> **RAW RECORDS**
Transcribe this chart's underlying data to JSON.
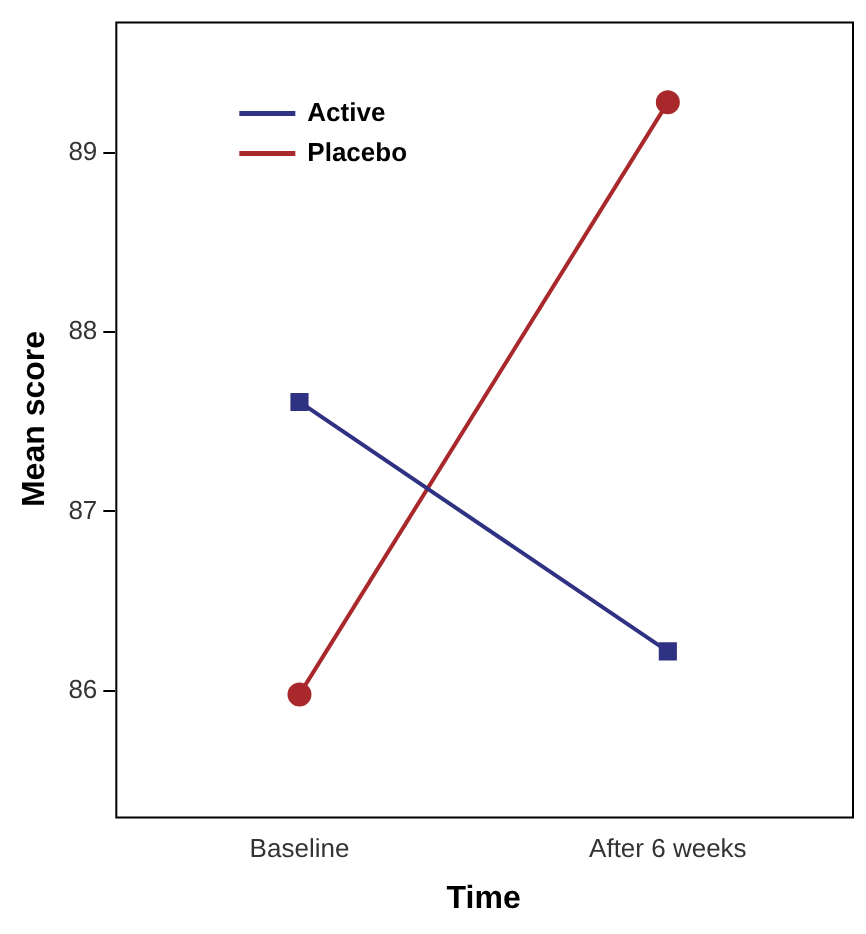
{
  "chart_data": {
    "type": "line",
    "xlabel": "Time",
    "ylabel": "Mean score",
    "categories": [
      "Baseline",
      "After 6 weeks"
    ],
    "series": [
      {
        "name": "Active",
        "color": "#2f3183",
        "values": [
          87.61,
          86.22
        ],
        "marker": "square"
      },
      {
        "name": "Placebo",
        "color": "#a8282c",
        "values": [
          85.98,
          89.28
        ],
        "marker": "circle"
      }
    ],
    "ylim": [
      85.3,
      89.73
    ],
    "yticks": [
      86,
      87,
      88,
      89
    ],
    "grid": false,
    "legend": "top left",
    "line_style": "solid"
  }
}
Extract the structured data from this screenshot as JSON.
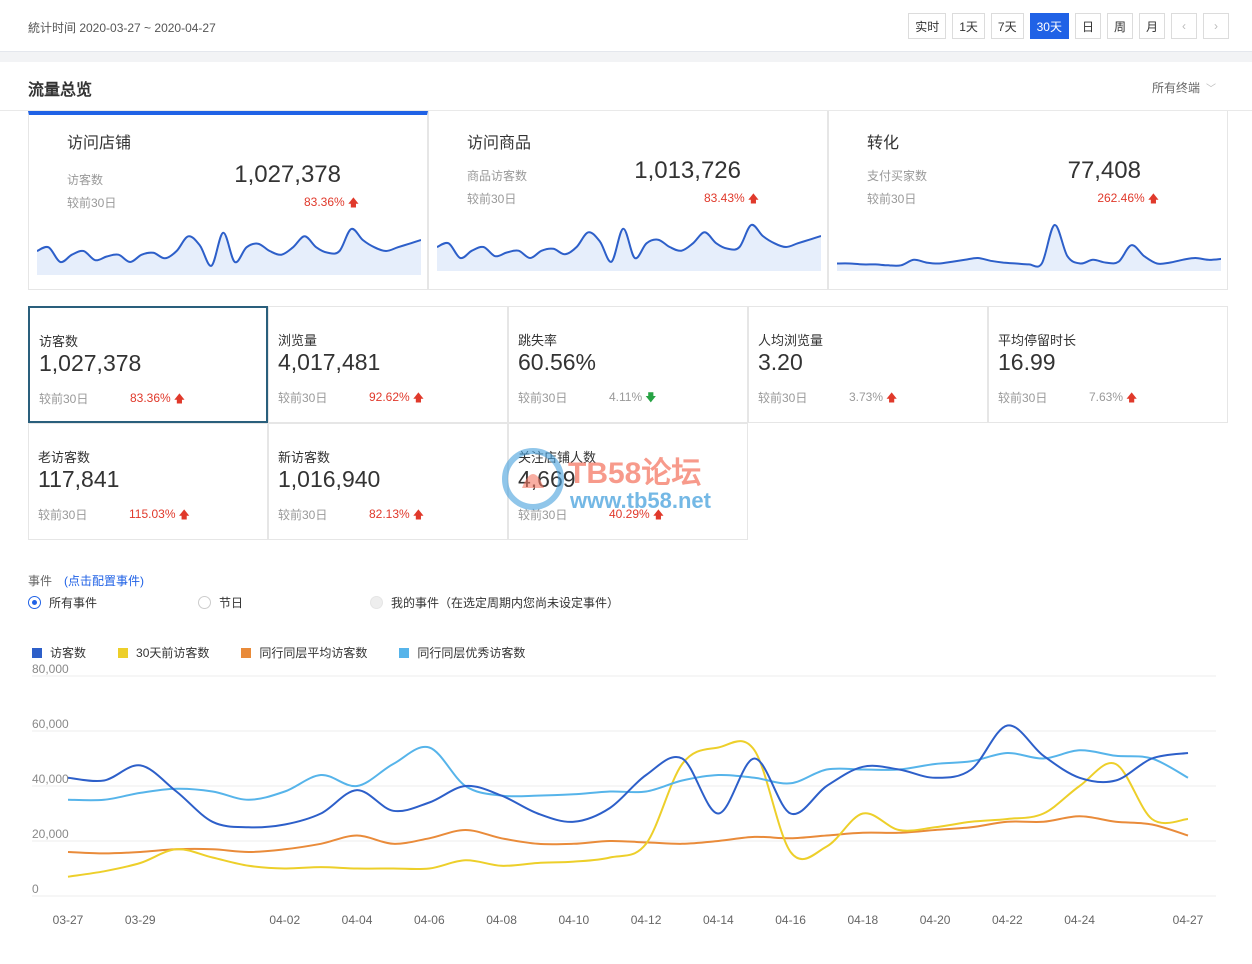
{
  "topbar": {
    "period_label": "統计时间 2020-03-27 ~ 2020-04-27",
    "ranges": [
      "实时",
      "1天",
      "7天",
      "30天",
      "日",
      "周",
      "月"
    ],
    "active_range": "30天",
    "prev_icon": "chevron-left-icon",
    "next_icon": "chevron-right-icon"
  },
  "section": {
    "title": "流量总览",
    "terminal_select": "所有终端"
  },
  "big_cards": [
    {
      "title": "访问店铺",
      "label": "访客数",
      "value": "1,027,378",
      "compare_label": "较前30日",
      "pct": "83.36%",
      "trend": "up",
      "active": true,
      "spark": [
        42,
        44,
        36,
        40,
        42,
        37,
        39,
        40,
        36,
        40,
        41,
        38,
        42,
        50,
        45,
        34,
        52,
        36,
        44,
        46,
        42,
        40,
        44,
        50,
        44,
        41,
        42,
        54,
        48,
        44,
        42,
        44,
        46,
        48
      ]
    },
    {
      "title": "访问商品",
      "label": "商品访客数",
      "value": "1,013,726",
      "compare_label": "较前30日",
      "pct": "83.43%",
      "trend": "up",
      "active": false,
      "spark": [
        42,
        44,
        36,
        40,
        42,
        37,
        39,
        40,
        36,
        40,
        41,
        38,
        42,
        50,
        45,
        34,
        52,
        36,
        44,
        46,
        42,
        40,
        44,
        50,
        44,
        41,
        42,
        54,
        48,
        44,
        42,
        44,
        46,
        48
      ]
    },
    {
      "title": "转化",
      "label": "支付买家数",
      "value": "77,408",
      "compare_label": "较前30日",
      "pct": "262.46%",
      "trend": "up",
      "active": false,
      "spark": [
        36,
        36,
        35,
        35,
        34,
        34,
        40,
        37,
        36,
        38,
        40,
        42,
        39,
        37,
        36,
        35,
        36,
        78,
        44,
        36,
        40,
        37,
        38,
        56,
        44,
        36,
        37,
        40,
        42,
        40,
        41
      ]
    }
  ],
  "metrics": [
    {
      "label": "访客数",
      "value": "1,027,378",
      "compare_label": "较前30日",
      "pct": "83.36%",
      "trend": "up"
    },
    {
      "label": "浏览量",
      "value": "4,017,481",
      "compare_label": "较前30日",
      "pct": "92.62%",
      "trend": "up"
    },
    {
      "label": "跳失率",
      "value": "60.56%",
      "compare_label": "较前30日",
      "pct": "4.11%",
      "trend": "down"
    },
    {
      "label": "人均浏览量",
      "value": "3.20",
      "compare_label": "较前30日",
      "pct": "3.73%",
      "trend": "up"
    },
    {
      "label": "平均停留时长",
      "value": "16.99",
      "compare_label": "较前30日",
      "pct": "7.63%",
      "trend": "up"
    },
    {
      "label": "老访客数",
      "value": "117,841",
      "compare_label": "较前30日",
      "pct": "115.03%",
      "trend": "up"
    },
    {
      "label": "新访客数",
      "value": "1,016,940",
      "compare_label": "较前30日",
      "pct": "82.13%",
      "trend": "up"
    },
    {
      "label": "关注店铺人数",
      "value": "4,669",
      "compare_label": "较前30日",
      "pct": "40.29%",
      "trend": "up"
    }
  ],
  "watermark": {
    "line1": "TB58论坛",
    "line2": "www.tb58.net"
  },
  "events": {
    "label": "事件",
    "config_link": "(点击配置事件)",
    "options": [
      "所有事件",
      "节日",
      "我的事件（在选定周期内您尚未设定事件）"
    ],
    "selected": "所有事件"
  },
  "colors": {
    "accent": "#2062e6",
    "up": "#e0392b",
    "down": "#27a344",
    "series": [
      "#2d5fc9",
      "#edcf2a",
      "#e98b3a",
      "#56b4ea"
    ]
  },
  "chart_data": {
    "type": "line",
    "x": [
      "03-27",
      "03-28",
      "03-29",
      "03-30",
      "03-31",
      "04-01",
      "04-02",
      "04-03",
      "04-04",
      "04-05",
      "04-06",
      "04-07",
      "04-08",
      "04-09",
      "04-10",
      "04-11",
      "04-12",
      "04-13",
      "04-14",
      "04-15",
      "04-16",
      "04-17",
      "04-18",
      "04-19",
      "04-20",
      "04-21",
      "04-22",
      "04-23",
      "04-24",
      "04-25",
      "04-26",
      "04-27"
    ],
    "x_tick_labels": [
      "03-27",
      "03-29",
      "04-02",
      "04-04",
      "04-06",
      "04-08",
      "04-10",
      "04-12",
      "04-14",
      "04-16",
      "04-18",
      "04-20",
      "04-22",
      "04-24",
      "04-27"
    ],
    "ylim": [
      0,
      80000
    ],
    "y_ticks": [
      "80,000",
      "60,000",
      "40,000",
      "20,000",
      "0"
    ],
    "legend_position": "top-left",
    "series": [
      {
        "name": "访客数",
        "values": [
          43000,
          42000,
          47500,
          38000,
          27000,
          25000,
          26000,
          30000,
          38500,
          31000,
          34000,
          40000,
          36500,
          30000,
          27000,
          32000,
          44000,
          50000,
          30000,
          50000,
          30000,
          40000,
          47000,
          46000,
          43000,
          46000,
          62000,
          51000,
          43000,
          42000,
          50000,
          52000
        ]
      },
      {
        "name": "30天前访客数",
        "values": [
          7000,
          9000,
          12000,
          17000,
          14000,
          11000,
          10000,
          10500,
          10000,
          10000,
          10000,
          13000,
          11000,
          12000,
          12500,
          14000,
          19000,
          48000,
          54000,
          53000,
          16000,
          18000,
          30000,
          24000,
          25000,
          27000,
          28000,
          30000,
          40000,
          48000,
          28000,
          28000
        ]
      },
      {
        "name": "同行同层平均访客数",
        "values": [
          16000,
          15500,
          16000,
          17000,
          17000,
          16000,
          17000,
          19000,
          22000,
          19000,
          21000,
          24000,
          21000,
          19000,
          19000,
          20000,
          19500,
          19000,
          20000,
          21500,
          21000,
          22000,
          23000,
          23000,
          24000,
          25000,
          27000,
          27000,
          29000,
          27000,
          26000,
          22000
        ]
      },
      {
        "name": "同行同层优秀访客数",
        "values": [
          35000,
          35000,
          37500,
          39000,
          38000,
          35000,
          38000,
          44000,
          40000,
          48000,
          54000,
          40000,
          36500,
          36500,
          37000,
          38000,
          38000,
          42000,
          44000,
          43000,
          41000,
          46000,
          46000,
          46000,
          48000,
          49000,
          52000,
          50000,
          53000,
          51000,
          50000,
          43000
        ]
      }
    ]
  }
}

> **OBJECTIVE**
Locate each line with the word "left" and copy it.

> **SOLUTION FOR THIS EXERCISE**
    "legend": "top left",
    "prev_icon": "chevron-left-icon",
    "legend_position": "top-left",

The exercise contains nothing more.